A run of records:
━━━━━━━━━━━━━━━━━━━━━━━━━━━━━━
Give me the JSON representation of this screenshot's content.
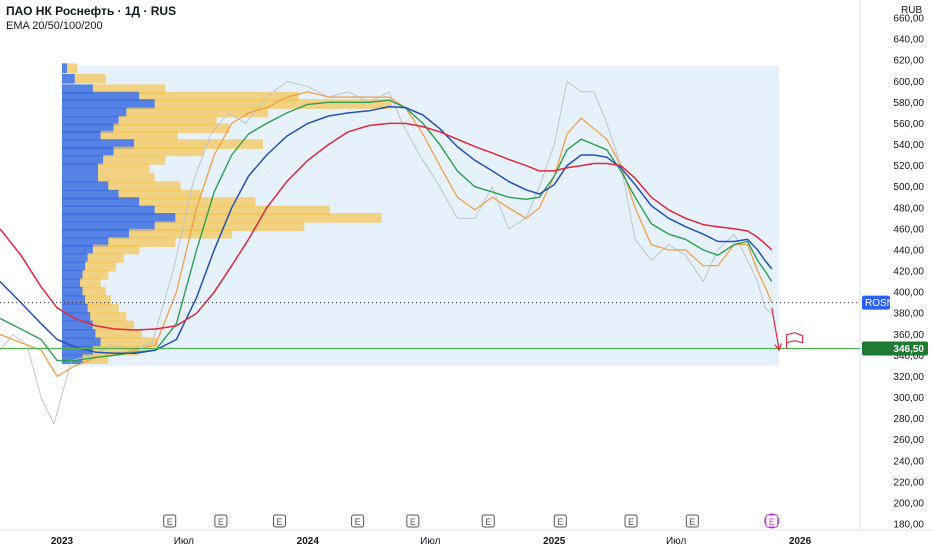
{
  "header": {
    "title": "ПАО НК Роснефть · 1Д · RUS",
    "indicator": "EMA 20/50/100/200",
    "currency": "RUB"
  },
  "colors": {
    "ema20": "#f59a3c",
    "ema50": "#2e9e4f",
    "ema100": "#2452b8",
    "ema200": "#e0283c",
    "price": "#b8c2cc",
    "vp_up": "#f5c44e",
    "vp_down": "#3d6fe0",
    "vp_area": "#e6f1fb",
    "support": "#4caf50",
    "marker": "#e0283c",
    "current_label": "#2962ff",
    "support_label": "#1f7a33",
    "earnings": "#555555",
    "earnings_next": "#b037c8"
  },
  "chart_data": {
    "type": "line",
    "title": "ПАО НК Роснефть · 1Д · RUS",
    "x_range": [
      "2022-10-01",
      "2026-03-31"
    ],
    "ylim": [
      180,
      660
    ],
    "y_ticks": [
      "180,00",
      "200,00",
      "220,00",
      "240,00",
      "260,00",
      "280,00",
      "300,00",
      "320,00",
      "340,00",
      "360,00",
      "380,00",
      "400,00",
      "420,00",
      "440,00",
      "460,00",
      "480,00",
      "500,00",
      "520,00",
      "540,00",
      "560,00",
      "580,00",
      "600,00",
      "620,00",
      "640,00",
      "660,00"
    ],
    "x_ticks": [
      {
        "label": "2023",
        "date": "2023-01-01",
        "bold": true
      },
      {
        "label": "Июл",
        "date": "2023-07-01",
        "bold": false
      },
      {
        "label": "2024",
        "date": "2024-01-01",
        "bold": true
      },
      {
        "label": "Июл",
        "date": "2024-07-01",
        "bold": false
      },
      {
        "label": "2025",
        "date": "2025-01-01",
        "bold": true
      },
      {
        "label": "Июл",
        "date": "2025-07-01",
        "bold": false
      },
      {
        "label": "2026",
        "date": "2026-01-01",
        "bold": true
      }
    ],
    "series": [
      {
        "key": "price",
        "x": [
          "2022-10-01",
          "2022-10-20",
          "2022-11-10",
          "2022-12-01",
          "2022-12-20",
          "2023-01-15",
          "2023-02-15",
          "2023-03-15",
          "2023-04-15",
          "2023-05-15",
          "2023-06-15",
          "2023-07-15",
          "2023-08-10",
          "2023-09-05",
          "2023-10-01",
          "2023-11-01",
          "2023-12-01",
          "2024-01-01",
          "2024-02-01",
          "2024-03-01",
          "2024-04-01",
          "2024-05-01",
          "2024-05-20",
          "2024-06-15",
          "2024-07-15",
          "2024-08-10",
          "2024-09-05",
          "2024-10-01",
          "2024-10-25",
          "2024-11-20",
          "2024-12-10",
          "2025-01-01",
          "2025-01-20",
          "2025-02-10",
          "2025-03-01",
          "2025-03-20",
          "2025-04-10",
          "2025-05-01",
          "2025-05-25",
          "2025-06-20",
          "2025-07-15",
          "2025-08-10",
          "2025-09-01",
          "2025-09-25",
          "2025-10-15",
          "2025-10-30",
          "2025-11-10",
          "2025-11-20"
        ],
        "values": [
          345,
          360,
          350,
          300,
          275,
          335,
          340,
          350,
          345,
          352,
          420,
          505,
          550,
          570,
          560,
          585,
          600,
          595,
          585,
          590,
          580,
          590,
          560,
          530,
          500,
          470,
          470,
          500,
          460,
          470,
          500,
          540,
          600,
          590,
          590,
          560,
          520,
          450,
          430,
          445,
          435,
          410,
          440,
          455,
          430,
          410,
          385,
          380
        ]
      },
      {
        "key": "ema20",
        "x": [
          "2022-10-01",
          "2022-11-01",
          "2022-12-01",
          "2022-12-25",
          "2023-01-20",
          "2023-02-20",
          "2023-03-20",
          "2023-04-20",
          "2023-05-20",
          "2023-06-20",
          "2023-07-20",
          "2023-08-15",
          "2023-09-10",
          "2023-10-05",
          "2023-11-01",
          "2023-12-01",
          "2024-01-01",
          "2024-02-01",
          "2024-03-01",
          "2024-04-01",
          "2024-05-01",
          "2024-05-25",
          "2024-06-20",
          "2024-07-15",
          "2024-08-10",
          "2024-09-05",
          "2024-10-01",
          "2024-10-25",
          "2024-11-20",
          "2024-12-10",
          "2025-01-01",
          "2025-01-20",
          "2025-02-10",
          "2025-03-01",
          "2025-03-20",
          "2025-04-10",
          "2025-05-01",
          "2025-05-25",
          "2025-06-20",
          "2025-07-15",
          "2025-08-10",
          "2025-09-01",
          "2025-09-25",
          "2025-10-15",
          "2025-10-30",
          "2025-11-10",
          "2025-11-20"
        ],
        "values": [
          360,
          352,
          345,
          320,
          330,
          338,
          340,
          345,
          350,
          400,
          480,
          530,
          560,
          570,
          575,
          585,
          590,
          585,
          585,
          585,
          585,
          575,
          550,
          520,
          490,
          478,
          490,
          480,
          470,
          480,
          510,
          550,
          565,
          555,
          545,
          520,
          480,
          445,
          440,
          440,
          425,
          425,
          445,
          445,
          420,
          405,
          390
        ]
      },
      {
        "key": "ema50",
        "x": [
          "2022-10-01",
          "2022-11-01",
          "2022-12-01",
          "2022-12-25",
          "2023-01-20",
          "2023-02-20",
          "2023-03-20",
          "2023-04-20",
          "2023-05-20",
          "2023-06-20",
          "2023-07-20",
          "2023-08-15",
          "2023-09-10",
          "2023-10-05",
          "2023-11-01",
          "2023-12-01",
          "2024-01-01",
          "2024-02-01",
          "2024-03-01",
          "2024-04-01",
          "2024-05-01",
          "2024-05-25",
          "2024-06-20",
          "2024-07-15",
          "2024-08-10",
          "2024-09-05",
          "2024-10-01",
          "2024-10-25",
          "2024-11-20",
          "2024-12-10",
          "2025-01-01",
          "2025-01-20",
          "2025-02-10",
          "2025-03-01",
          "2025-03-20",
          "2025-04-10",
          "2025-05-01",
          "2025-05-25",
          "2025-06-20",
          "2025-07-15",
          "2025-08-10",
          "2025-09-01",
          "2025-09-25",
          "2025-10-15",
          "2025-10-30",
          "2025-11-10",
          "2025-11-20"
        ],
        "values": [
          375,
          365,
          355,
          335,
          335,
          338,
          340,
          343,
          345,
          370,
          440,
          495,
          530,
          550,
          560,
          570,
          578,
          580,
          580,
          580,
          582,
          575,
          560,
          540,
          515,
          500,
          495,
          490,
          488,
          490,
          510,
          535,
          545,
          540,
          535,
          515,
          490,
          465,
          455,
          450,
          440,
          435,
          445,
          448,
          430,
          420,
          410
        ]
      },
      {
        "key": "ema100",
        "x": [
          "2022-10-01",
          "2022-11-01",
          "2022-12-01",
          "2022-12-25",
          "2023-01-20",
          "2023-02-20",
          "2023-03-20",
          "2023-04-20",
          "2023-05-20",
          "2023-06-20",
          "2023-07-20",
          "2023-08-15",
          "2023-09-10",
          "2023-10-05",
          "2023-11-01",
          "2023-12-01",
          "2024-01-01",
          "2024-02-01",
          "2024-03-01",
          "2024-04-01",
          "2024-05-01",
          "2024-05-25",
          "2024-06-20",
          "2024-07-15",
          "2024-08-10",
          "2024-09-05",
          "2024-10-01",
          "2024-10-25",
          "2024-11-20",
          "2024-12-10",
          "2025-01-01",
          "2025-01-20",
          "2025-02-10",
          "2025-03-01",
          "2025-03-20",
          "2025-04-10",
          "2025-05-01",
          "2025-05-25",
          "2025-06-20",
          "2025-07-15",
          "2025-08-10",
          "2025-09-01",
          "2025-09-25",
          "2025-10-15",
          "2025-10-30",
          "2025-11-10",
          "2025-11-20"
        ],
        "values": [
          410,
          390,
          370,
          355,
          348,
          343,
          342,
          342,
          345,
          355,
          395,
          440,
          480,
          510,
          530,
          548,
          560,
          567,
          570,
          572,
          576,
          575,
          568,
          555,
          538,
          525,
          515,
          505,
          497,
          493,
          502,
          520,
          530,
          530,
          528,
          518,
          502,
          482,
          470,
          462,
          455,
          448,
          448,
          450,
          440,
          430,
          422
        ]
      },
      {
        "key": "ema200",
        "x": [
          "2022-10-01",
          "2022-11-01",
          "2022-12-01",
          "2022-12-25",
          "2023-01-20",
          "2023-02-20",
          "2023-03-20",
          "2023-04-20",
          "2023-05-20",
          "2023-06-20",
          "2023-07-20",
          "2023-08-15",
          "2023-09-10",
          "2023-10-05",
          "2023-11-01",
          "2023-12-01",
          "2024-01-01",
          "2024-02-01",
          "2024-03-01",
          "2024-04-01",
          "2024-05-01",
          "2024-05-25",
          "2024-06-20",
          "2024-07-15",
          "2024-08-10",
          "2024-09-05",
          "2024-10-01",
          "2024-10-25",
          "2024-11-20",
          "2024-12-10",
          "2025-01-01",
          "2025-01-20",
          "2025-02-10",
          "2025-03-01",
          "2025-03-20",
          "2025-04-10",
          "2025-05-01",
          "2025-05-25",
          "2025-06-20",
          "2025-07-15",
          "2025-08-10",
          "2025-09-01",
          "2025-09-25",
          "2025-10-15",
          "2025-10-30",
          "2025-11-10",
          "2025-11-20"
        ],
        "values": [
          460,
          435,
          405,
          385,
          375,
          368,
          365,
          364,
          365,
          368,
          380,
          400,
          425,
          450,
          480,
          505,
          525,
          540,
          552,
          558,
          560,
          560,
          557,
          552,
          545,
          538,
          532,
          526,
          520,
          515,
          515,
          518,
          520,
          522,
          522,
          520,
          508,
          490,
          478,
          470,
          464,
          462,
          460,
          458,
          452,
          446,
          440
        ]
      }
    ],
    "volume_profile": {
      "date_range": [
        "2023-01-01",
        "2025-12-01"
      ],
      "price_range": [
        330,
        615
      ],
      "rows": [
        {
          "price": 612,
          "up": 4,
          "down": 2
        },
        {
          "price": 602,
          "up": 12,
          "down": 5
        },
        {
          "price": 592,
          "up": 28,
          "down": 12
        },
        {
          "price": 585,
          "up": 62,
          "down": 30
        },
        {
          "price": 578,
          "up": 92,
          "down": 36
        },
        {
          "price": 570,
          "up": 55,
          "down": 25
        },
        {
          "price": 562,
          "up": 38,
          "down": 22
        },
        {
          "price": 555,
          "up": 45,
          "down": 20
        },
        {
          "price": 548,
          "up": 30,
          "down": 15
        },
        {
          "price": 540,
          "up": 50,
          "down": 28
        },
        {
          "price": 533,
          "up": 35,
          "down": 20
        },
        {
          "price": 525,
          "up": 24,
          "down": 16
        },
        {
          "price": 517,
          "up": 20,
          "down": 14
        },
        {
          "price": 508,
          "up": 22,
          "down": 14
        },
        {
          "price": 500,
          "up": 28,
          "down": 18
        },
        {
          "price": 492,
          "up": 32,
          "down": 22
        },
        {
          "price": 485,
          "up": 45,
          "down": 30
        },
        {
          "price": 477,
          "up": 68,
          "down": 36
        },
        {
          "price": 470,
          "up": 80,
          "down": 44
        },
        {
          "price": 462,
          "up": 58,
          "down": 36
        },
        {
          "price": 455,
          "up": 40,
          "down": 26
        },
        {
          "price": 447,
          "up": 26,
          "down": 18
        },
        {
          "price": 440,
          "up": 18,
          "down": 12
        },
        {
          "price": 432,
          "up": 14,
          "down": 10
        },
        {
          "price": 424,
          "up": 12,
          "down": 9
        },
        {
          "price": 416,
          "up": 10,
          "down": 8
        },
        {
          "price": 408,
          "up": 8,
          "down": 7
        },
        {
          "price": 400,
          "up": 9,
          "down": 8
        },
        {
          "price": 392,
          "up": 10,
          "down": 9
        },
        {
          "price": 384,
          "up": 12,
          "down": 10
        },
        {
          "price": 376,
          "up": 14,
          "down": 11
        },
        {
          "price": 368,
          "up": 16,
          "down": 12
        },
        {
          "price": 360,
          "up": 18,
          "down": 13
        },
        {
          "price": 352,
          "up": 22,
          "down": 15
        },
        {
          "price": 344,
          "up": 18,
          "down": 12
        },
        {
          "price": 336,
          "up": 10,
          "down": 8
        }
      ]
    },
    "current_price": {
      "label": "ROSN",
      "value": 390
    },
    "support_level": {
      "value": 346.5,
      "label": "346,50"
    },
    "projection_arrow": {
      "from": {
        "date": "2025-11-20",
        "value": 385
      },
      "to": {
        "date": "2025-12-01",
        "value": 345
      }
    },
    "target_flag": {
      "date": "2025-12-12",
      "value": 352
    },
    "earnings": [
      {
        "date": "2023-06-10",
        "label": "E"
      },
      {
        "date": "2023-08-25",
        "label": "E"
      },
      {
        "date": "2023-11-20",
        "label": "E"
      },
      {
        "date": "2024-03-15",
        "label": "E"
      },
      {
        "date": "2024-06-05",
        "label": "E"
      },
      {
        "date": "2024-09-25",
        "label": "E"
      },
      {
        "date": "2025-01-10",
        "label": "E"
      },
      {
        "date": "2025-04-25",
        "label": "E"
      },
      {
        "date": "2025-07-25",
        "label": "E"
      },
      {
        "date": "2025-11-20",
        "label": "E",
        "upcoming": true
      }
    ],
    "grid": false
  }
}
━━━━━━━━━━━━━━━━━━━━━━━━━━━━━━
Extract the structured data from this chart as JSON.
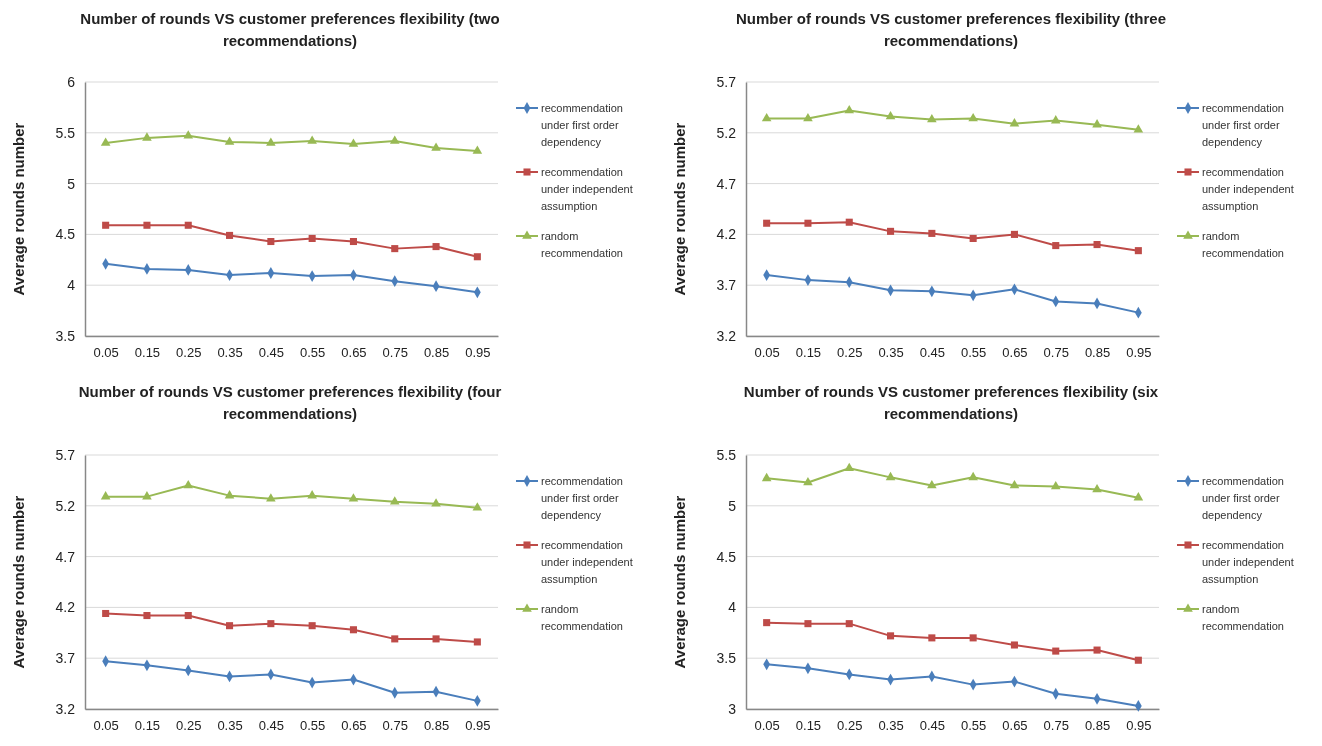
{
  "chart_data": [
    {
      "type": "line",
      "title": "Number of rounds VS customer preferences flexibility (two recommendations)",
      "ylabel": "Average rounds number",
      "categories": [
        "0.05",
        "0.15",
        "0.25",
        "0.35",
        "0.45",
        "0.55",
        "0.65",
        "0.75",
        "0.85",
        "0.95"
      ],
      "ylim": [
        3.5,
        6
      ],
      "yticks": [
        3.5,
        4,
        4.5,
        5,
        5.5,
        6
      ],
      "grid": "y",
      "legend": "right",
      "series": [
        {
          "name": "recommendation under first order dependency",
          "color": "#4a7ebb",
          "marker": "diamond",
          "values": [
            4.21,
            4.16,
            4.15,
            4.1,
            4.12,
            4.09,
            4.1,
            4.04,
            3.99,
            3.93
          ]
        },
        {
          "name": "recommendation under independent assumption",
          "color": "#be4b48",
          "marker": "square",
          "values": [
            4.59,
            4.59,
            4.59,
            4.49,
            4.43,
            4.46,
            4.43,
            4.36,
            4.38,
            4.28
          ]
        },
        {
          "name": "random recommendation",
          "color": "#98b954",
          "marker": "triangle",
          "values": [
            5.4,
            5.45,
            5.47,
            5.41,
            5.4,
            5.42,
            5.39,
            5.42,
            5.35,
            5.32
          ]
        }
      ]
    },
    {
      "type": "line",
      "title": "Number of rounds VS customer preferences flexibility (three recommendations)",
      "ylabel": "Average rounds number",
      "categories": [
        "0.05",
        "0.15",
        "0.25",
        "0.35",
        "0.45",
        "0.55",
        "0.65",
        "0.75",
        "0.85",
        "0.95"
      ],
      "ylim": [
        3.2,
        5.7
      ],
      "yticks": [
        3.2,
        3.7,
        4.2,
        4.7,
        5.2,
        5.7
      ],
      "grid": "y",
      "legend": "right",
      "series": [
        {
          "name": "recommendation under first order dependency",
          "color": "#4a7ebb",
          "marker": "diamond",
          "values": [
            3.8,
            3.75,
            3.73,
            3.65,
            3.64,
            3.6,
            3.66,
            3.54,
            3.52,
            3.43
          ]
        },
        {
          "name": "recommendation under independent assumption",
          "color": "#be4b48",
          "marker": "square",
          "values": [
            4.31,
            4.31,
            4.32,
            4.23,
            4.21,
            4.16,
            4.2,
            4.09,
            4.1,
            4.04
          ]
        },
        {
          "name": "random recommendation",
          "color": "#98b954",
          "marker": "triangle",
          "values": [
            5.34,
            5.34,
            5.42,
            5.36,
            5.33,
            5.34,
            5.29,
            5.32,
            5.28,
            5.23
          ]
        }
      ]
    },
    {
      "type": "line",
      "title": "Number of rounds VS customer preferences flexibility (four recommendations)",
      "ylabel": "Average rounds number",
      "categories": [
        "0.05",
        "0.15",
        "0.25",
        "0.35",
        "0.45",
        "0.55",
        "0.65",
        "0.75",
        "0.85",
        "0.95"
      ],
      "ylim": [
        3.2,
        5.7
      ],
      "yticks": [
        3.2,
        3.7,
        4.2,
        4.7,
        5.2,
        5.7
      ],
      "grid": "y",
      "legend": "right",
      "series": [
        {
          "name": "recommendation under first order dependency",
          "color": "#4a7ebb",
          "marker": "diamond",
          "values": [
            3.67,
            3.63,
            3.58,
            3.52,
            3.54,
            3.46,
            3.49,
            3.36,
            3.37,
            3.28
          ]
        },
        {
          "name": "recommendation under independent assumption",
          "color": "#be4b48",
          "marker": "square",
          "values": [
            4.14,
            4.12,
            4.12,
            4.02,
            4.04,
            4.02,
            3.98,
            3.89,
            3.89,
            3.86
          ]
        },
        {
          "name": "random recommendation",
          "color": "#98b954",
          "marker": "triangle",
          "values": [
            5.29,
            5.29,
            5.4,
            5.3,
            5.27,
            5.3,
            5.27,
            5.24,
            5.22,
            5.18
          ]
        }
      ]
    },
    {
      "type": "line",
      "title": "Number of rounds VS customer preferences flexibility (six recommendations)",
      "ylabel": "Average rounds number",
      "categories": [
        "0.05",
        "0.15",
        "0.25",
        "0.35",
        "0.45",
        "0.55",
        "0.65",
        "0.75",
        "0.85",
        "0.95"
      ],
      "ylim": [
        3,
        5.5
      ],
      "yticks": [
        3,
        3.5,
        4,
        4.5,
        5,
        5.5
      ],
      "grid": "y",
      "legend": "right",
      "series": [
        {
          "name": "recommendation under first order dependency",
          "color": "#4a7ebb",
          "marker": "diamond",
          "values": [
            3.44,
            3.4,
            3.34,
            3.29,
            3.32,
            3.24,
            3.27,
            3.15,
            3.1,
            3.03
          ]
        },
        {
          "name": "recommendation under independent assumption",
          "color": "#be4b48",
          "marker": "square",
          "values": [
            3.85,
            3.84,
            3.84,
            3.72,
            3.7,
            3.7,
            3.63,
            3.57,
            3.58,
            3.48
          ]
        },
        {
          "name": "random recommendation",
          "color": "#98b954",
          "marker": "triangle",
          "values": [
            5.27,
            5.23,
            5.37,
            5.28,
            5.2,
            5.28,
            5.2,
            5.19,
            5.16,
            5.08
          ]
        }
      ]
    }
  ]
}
━━━━━━━━━━━━━━━━━━━━━━━━━━━━━━
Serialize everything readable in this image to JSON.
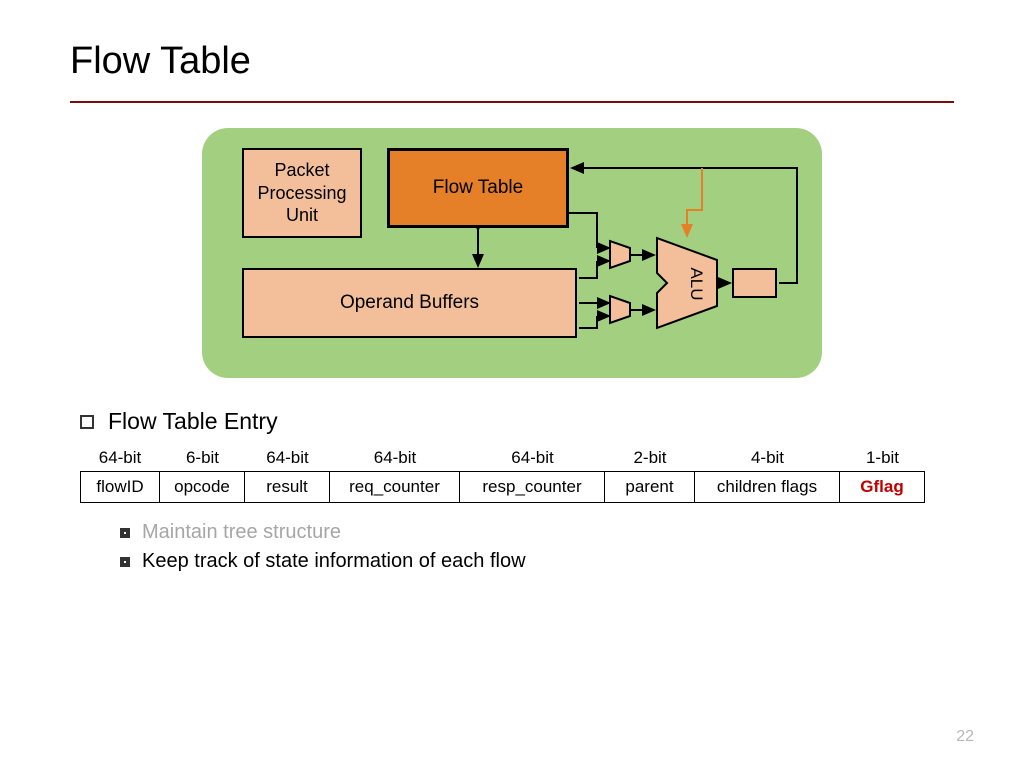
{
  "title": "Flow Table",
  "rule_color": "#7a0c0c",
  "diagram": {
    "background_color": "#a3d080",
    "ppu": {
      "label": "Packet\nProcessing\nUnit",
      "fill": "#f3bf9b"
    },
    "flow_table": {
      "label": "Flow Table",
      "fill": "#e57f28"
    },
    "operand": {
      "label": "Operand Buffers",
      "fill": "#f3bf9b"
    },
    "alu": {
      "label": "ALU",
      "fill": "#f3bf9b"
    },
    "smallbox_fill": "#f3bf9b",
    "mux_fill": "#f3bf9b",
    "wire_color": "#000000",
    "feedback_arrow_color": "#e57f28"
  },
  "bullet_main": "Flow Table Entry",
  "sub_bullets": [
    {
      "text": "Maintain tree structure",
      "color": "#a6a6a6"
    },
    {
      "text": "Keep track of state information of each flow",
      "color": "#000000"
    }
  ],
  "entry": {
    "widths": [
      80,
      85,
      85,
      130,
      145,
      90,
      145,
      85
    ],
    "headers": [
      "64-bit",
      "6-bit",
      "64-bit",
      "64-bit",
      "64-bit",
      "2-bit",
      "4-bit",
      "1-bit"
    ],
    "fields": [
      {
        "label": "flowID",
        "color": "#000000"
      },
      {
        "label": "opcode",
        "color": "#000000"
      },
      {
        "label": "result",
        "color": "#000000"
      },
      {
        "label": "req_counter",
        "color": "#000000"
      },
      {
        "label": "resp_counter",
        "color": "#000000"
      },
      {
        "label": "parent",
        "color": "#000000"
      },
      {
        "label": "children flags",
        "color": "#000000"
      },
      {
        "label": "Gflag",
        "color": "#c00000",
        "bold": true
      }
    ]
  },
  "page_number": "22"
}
━━━━━━━━━━━━━━━━━━━━━━━━━━━━━━
Copy out each line of the material that holds the word "recommendations".

      "title": "Number of rounds VS customer preferences flexibility (two recommendations)",
      "title": "Number of rounds VS customer preferences flexibility (three recommendations)",
      "title": "Number of rounds VS customer preferences flexibility (four recommendations)",
      "title": "Number of rounds VS customer preferences flexibility (six recommendations)",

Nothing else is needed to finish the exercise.